• _Written request_: Write every record out again exactly as given.

• _Excerpted records_:
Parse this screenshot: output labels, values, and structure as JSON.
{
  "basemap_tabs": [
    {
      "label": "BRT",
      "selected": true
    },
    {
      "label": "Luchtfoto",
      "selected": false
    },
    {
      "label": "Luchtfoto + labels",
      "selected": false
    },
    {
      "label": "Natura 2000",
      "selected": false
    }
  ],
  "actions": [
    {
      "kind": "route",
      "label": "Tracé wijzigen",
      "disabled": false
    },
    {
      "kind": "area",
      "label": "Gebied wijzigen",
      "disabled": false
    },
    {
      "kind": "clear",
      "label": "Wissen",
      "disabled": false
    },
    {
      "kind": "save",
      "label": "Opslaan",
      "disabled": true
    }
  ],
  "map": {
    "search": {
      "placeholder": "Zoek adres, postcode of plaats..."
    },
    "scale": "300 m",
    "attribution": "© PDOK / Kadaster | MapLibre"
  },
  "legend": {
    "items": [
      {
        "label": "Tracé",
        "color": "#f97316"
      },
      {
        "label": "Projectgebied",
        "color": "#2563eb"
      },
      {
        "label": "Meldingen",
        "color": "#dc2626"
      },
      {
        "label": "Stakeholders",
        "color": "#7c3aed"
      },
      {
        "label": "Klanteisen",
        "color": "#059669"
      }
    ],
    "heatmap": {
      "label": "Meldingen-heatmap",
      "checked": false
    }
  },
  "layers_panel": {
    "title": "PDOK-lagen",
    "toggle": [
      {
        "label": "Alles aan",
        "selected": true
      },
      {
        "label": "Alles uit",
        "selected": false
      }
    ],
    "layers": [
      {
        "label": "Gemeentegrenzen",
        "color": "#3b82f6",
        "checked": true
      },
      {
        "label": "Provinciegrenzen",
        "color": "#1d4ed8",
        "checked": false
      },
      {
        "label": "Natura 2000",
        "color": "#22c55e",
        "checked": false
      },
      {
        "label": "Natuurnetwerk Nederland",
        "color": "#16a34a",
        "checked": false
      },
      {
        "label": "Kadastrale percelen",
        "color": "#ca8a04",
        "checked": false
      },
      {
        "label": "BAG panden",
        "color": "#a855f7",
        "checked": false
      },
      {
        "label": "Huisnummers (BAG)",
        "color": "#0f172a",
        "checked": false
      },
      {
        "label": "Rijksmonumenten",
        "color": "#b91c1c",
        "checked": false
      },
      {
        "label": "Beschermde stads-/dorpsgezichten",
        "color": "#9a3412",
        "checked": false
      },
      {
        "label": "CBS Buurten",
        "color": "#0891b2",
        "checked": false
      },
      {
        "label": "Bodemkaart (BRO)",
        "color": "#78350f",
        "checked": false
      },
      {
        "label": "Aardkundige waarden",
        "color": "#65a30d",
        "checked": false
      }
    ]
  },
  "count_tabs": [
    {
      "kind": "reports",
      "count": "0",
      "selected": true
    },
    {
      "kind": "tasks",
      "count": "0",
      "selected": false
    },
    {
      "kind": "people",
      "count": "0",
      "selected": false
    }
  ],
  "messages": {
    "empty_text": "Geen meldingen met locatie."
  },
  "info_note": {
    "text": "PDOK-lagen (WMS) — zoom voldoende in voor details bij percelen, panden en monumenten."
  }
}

• _Final result_:
Parse this screenshot: output labels, values, and structure as JSON.
{
  "basemap_tabs": [
    {
      "label": "BRT",
      "selected": true
    },
    {
      "label": "Luchtfoto",
      "selected": false
    },
    {
      "label": "Luchtfoto + labels",
      "selected": false
    },
    {
      "label": "Natura 2000",
      "selected": false
    }
  ],
  "actions": [
    {
      "kind": "route",
      "label": "Tracé wijzigen",
      "disabled": false
    },
    {
      "kind": "area",
      "label": "Gebied wijzigen",
      "disabled": false
    },
    {
      "kind": "clear",
      "label": "Wissen",
      "disabled": false
    },
    {
      "kind": "save",
      "label": "Opslaan",
      "disabled": true
    }
  ],
  "map": {
    "search": {
      "placeholder": "Zoek adres, postcode of plaats..."
    },
    "scale": "300 m",
    "attribution": "© PDOK / Kadaster | MapLibre"
  },
  "legend": {
    "items": [
      {
        "label": "Tracé",
        "color": "#f97316"
      },
      {
        "label": "Projectgebied",
        "color": "#2563eb"
      },
      {
        "label": "Meldingen",
        "color": "#dc2626"
      },
      {
        "label": "Stakeholders",
        "color": "#7c3aed"
      },
      {
        "label": "Klanteisen",
        "color": "#059669"
      }
    ],
    "heatmap": {
      "label": "Meldingen-heatmap",
      "checked": false
    }
  },
  "layers_panel": {
    "title": "PDOK-lagen",
    "toggle": [
      {
        "label": "Alles aan",
        "selected": true
      },
      {
        "label": "Alles uit",
        "selected": false
      }
    ],
    "layers": [
      {
        "label": "Gemeentegrenzen",
        "color": "#3b82f6",
        "checked": true
      },
      {
        "label": "Provinciegrenzen",
        "color": "#1d4ed8",
        "checked": false
      },
      {
        "label": "Natura 2000",
        "color": "#22c55e",
        "checked": false
      },
      {
        "label": "Natuurnetwerk Nederland",
        "color": "#16a34a",
        "checked": false
      },
      {
        "label": "Kadastrale percelen",
        "color": "#ca8a04",
        "checked": false
      },
      {
        "label": "BAG panden",
        "color": "#a855f7",
        "checked": false
      },
      {
        "label": "Huisnummers (BAG)",
        "color": "#0f172a",
        "checked": false
      },
      {
        "label": "Rijksmonumenten",
        "color": "#b91c1c",
        "checked": false
      },
      {
        "label": "Beschermde stads-/dorpsgezichten",
        "color": "#9a3412",
        "checked": false
      },
      {
        "label": "CBS Buurten",
        "color": "#0891b2",
        "checked": false
      },
      {
        "label": "Bodemkaart (BRO)",
        "color": "#78350f",
        "checked": false
      },
      {
        "label": "Aardkundige waarden",
        "color": "#65a30d",
        "checked": false
      }
    ]
  },
  "count_tabs": [
    {
      "kind": "reports",
      "count": "0",
      "selected": true
    },
    {
      "kind": "tasks",
      "count": "0",
      "selected": false
    },
    {
      "kind": "people",
      "count": "0",
      "selected": false
    }
  ],
  "messages": {
    "empty_text": "Geen meldingen met locatie."
  },
  "info_note": {
    "text": "PDOK-lagen (WMS) — zoom voldoende in voor details bij percelen, panden en monumenten."
  }
}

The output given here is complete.